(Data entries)
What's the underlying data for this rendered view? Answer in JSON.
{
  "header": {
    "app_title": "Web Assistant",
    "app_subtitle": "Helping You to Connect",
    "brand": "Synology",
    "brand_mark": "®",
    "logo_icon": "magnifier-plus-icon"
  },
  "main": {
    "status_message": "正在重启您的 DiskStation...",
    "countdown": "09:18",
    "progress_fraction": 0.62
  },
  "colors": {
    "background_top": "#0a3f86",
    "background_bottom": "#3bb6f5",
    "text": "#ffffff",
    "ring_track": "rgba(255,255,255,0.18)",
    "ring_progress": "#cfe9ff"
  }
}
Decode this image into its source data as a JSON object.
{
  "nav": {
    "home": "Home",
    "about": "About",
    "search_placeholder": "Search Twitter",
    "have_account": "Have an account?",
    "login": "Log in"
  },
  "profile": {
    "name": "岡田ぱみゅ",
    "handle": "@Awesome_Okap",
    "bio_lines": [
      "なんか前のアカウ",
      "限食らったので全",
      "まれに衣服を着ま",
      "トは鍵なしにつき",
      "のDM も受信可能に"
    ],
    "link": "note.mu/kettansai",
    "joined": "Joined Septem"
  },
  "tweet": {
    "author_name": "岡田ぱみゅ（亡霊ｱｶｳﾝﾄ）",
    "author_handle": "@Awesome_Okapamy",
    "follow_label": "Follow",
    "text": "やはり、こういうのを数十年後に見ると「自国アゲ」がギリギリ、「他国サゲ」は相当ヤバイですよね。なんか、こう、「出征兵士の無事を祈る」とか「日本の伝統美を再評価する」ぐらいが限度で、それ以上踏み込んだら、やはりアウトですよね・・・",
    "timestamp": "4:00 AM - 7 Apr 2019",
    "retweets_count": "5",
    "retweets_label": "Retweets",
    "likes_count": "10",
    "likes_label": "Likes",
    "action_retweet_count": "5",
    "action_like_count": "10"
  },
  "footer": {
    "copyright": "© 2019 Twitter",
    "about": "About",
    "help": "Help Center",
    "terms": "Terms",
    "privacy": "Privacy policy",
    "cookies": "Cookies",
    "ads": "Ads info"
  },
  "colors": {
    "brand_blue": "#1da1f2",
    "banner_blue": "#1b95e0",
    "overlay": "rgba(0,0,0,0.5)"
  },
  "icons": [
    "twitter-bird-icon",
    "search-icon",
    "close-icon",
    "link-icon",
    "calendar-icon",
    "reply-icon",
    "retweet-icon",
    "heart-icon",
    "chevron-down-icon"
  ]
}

## Task prompt
Please restate the whole listing word for word.

## Complete answer
What's the underlying data for this rendered view? Answer in JSON.
{
  "header": {
    "app_title": "Web Assistant",
    "app_subtitle": "Helping You to Connect",
    "brand": "Synology",
    "brand_mark": "®",
    "logo_icon": "magnifier-plus-icon"
  },
  "main": {
    "status_message": "正在重启您的 DiskStation...",
    "countdown": "09:18",
    "progress_fraction": 0.62
  },
  "colors": {
    "background_top": "#0a3f86",
    "background_bottom": "#3bb6f5",
    "text": "#ffffff",
    "ring_track": "rgba(255,255,255,0.18)",
    "ring_progress": "#cfe9ff"
  }
}
Decode this image into its source data as a JSON object.
{
  "nav": {
    "home": "Home",
    "about": "About",
    "search_placeholder": "Search Twitter",
    "have_account": "Have an account?",
    "login": "Log in"
  },
  "profile": {
    "name": "岡田ぱみゅ",
    "handle": "@Awesome_Okap",
    "bio_lines": [
      "なんか前のアカウ",
      "限食らったので全",
      "まれに衣服を着ま",
      "トは鍵なしにつき",
      "のDM も受信可能に"
    ],
    "link": "note.mu/kettansai",
    "joined": "Joined Septem"
  },
  "tweet": {
    "author_name": "岡田ぱみゅ（亡霊ｱｶｳﾝﾄ）",
    "author_handle": "@Awesome_Okapamy",
    "follow_label": "Follow",
    "text": "やはり、こういうのを数十年後に見ると「自国アゲ」がギリギリ、「他国サゲ」は相当ヤバイですよね。なんか、こう、「出征兵士の無事を祈る」とか「日本の伝統美を再評価する」ぐらいが限度で、それ以上踏み込んだら、やはりアウトですよね・・・",
    "timestamp": "4:00 AM - 7 Apr 2019",
    "retweets_count": "5",
    "retweets_label": "Retweets",
    "likes_count": "10",
    "likes_label": "Likes",
    "action_retweet_count": "5",
    "action_like_count": "10"
  },
  "footer": {
    "copyright": "© 2019 Twitter",
    "about": "About",
    "help": "Help Center",
    "terms": "Terms",
    "privacy": "Privacy policy",
    "cookies": "Cookies",
    "ads": "Ads info"
  },
  "colors": {
    "brand_blue": "#1da1f2",
    "banner_blue": "#1b95e0",
    "overlay": "rgba(0,0,0,0.5)"
  },
  "icons": [
    "twitter-bird-icon",
    "search-icon",
    "close-icon",
    "link-icon",
    "calendar-icon",
    "reply-icon",
    "retweet-icon",
    "heart-icon",
    "chevron-down-icon"
  ]
}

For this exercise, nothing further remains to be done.